- _RAW RECORDS_

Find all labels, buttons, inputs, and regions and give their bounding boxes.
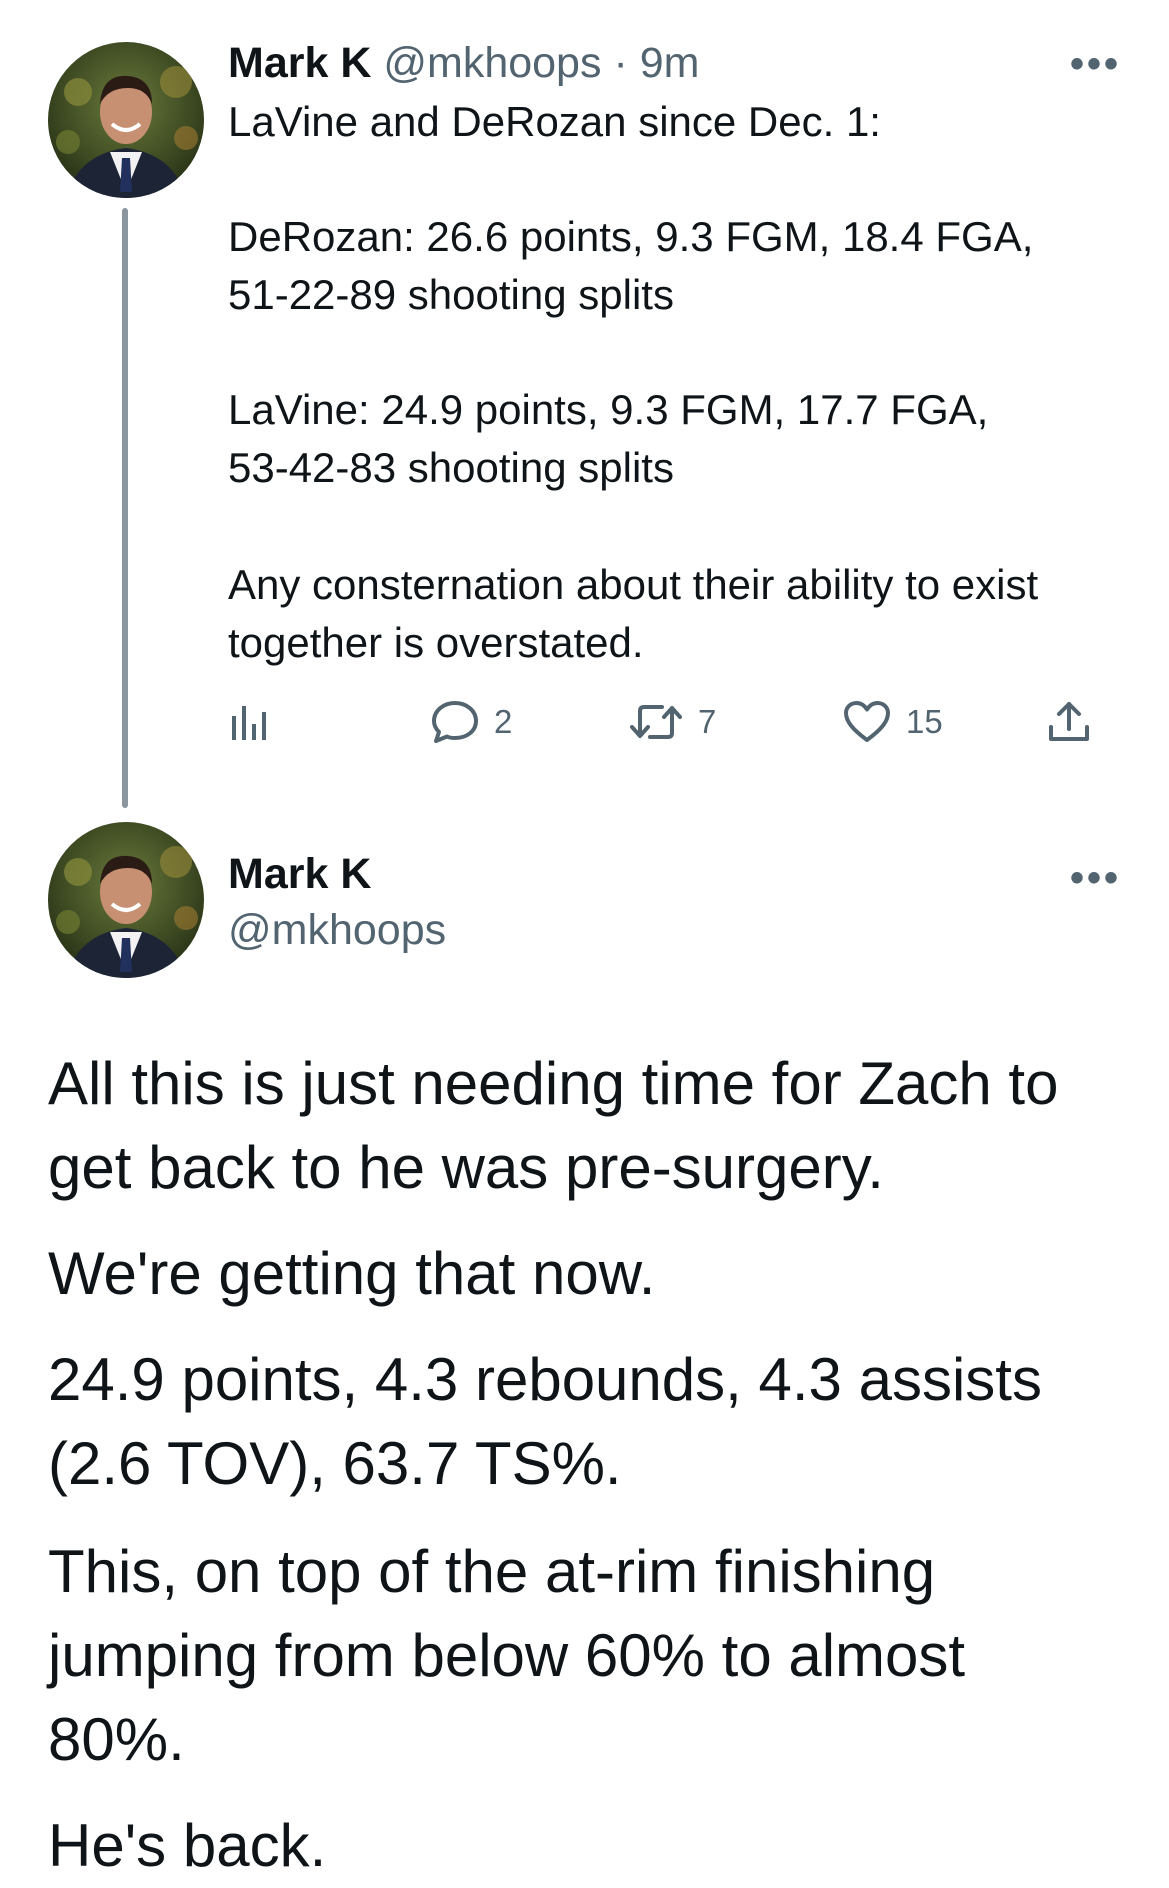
like-count: 15 [906, 703, 943, 740]
avatar[interactable] [48, 822, 204, 978]
share-button[interactable] [1046, 692, 1092, 752]
tweet-text-line: 24.9 points, 4.3 rebounds, 4.3 assists [48, 1346, 1042, 1413]
thread-connector-line [122, 208, 128, 808]
heart-icon [844, 701, 890, 742]
separator-dot: · [613, 39, 628, 87]
avatar[interactable] [48, 42, 204, 198]
tweet-text-line: LaVine: 24.9 points, 9.3 FGM, 17.7 FGA, [228, 386, 989, 433]
tweet-text-line: Any consternation about their ability to… [228, 561, 1039, 608]
retweet-icon [630, 705, 682, 739]
analytics-button[interactable] [228, 692, 272, 752]
author-name[interactable]: Mark K [228, 39, 371, 87]
tweet-text-line: get back to he was pre-surgery. [48, 1134, 884, 1201]
tweet-text-line: We're getting that now. [48, 1240, 656, 1307]
author-handle[interactable]: @mkhoops [383, 39, 601, 87]
tweet-text-line: together is overstated. [228, 619, 644, 666]
share-icon [1049, 702, 1089, 741]
timestamp[interactable]: 9m [640, 39, 700, 87]
tweet-text-line: 51-22-89 shooting splits [228, 271, 674, 318]
tweet-text-line: This, on top of the at-rim finishing [48, 1538, 936, 1605]
retweet-count: 7 [698, 703, 717, 740]
reply-button[interactable]: 2 [430, 692, 512, 752]
retweet-button[interactable]: 7 [628, 692, 716, 752]
tweet-header: Mark K @mkhoops · 9m [228, 38, 699, 88]
analytics-icon [232, 706, 266, 740]
reply-icon [432, 701, 478, 743]
reply-count: 2 [494, 703, 513, 740]
tweet-text-line: 80%. [48, 1706, 185, 1773]
tweet-text-line: LaVine and DeRozan since Dec. 1: [228, 98, 881, 145]
more-horizontal-icon[interactable]: ••• [1070, 858, 1121, 898]
tweet-text-line: jumping from below 60% to almost [48, 1622, 966, 1689]
tweet-text-line: He's back. [48, 1812, 327, 1879]
tweet-text-line: DeRozan: 26.6 points, 9.3 FGM, 18.4 FGA, [228, 213, 1034, 260]
more-horizontal-icon[interactable]: ••• [1070, 44, 1121, 84]
tweet-text-line: 53-42-83 shooting splits [228, 444, 674, 491]
like-button[interactable]: 15 [842, 692, 943, 752]
tweet-text-line: All this is just needing time for Zach t… [48, 1050, 1059, 1117]
tweet-text-line: (2.6 TOV), 63.7 TS%. [48, 1430, 622, 1497]
author-name[interactable]: Mark K [228, 848, 371, 900]
author-handle[interactable]: @mkhoops [228, 904, 446, 956]
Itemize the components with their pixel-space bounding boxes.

- _EXERCISE REQUIREMENTS_
Arrange each line of the data above as a Markdown table with the columns Index and Text, numbering the rows in order and skipping blank lines. Omit the pictures.

- _CORRECT RESPONSE_
| Index | Text |
|---|---|
| 1 | Find all labels, buttons, inputs, and regions and give their bounding boxes. |
| 2 | like-count: 15 [906, 703, 943, 740] |
| 3 | avatar[interactable] [48, 822, 204, 978] |
| 4 | share-button[interactable] [1046, 692, 1092, 752] |
| 5 | tweet-text-line: 24.9 points, 4.3 rebounds, 4.3 assists [48, 1346, 1042, 1413] |
| 6 | thread-connector-line [122, 208, 128, 808] |
| 7 | heart-icon [844, 701, 890, 742] |
| 8 | separator-dot: · [613, 39, 628, 87] |
| 9 | avatar[interactable] [48, 42, 204, 198] |
| 10 | tweet-text-line: LaVine: 24.9 points, 9.3 FGM, 17.7 FGA, [228, 386, 989, 433] |
| 11 | tweet-text-line: Any consternation about their ability to… [228, 561, 1039, 608] |
| 12 | retweet-icon [630, 705, 682, 739] |
| 13 | analytics-button[interactable] [228, 692, 272, 752] |
| 14 | author-name[interactable]: Mark K [228, 39, 371, 87] |
| 15 | tweet-text-line: get back to he was pre-surgery. [48, 1134, 884, 1201] |
| 16 | tweet-text-line: We're getting that now. [48, 1240, 656, 1307] |
| 17 | author-handle[interactable]: @mkhoops [383, 39, 601, 87] |
| 18 | tweet-text-line: together is overstated. [228, 619, 644, 666] |
| 19 | share-icon [1049, 702, 1089, 741] |
| 20 | timestamp[interactable]: 9m [640, 39, 700, 87] |
| 21 | tweet-text-line: 51-22-89 shooting splits [228, 271, 674, 318] |
| 22 | tweet-text-line: This, on top of the at-rim finishing [48, 1538, 936, 1605] |
| 23 | retweet-count: 7 [698, 703, 717, 740] |
| 24 | reply-button[interactable]: 2 [430, 692, 512, 752] |
| 25 | retweet-button[interactable]: 7 [628, 692, 716, 752] |
| 26 | tweet-header: Mark K @mkhoops · 9m [228, 38, 699, 88] |
| 27 | analytics-icon [232, 706, 266, 740] |
| 28 | reply-icon [432, 701, 478, 743] |
| 29 | reply-count: 2 [494, 703, 513, 740] |
| 30 | tweet-text-line: 80%. [48, 1706, 185, 1773] |
| 31 | tweet-text-line: LaVine and DeRozan since Dec. 1: [228, 98, 881, 145] |
| 32 | more-horizontal-icon[interactable]: ••• [1070, 858, 1121, 898] |
| 33 | tweet-text-line: jumping from below 60% to almost [48, 1622, 966, 1689] |
| 34 | tweet-text-line: He's back. [48, 1812, 327, 1879] |
| 35 | tweet-text-line: DeRozan: 26.6 points, 9.3 FGM, 18.4 FGA, [228, 213, 1034, 260] |
| 36 | more-horizontal-icon[interactable]: ••• [1070, 44, 1121, 84] |
| 37 | tweet-text-line: 53-42-83 shooting splits [228, 444, 674, 491] |
| 38 | like-button[interactable]: 15 [842, 692, 943, 752] |
| 39 | tweet-text-line: All this is just needing time for Zach t… [48, 1050, 1059, 1117] |
| 40 | tweet-text-line: (2.6 TOV), 63.7 TS%. [48, 1430, 622, 1497] |
| 41 | author-name[interactable]: Mark K [228, 848, 371, 900] |
| 42 | author-handle[interactable]: @mkhoops [228, 904, 446, 956] |
| 43 | Itemize the components with their pixel-space bounding boxes. |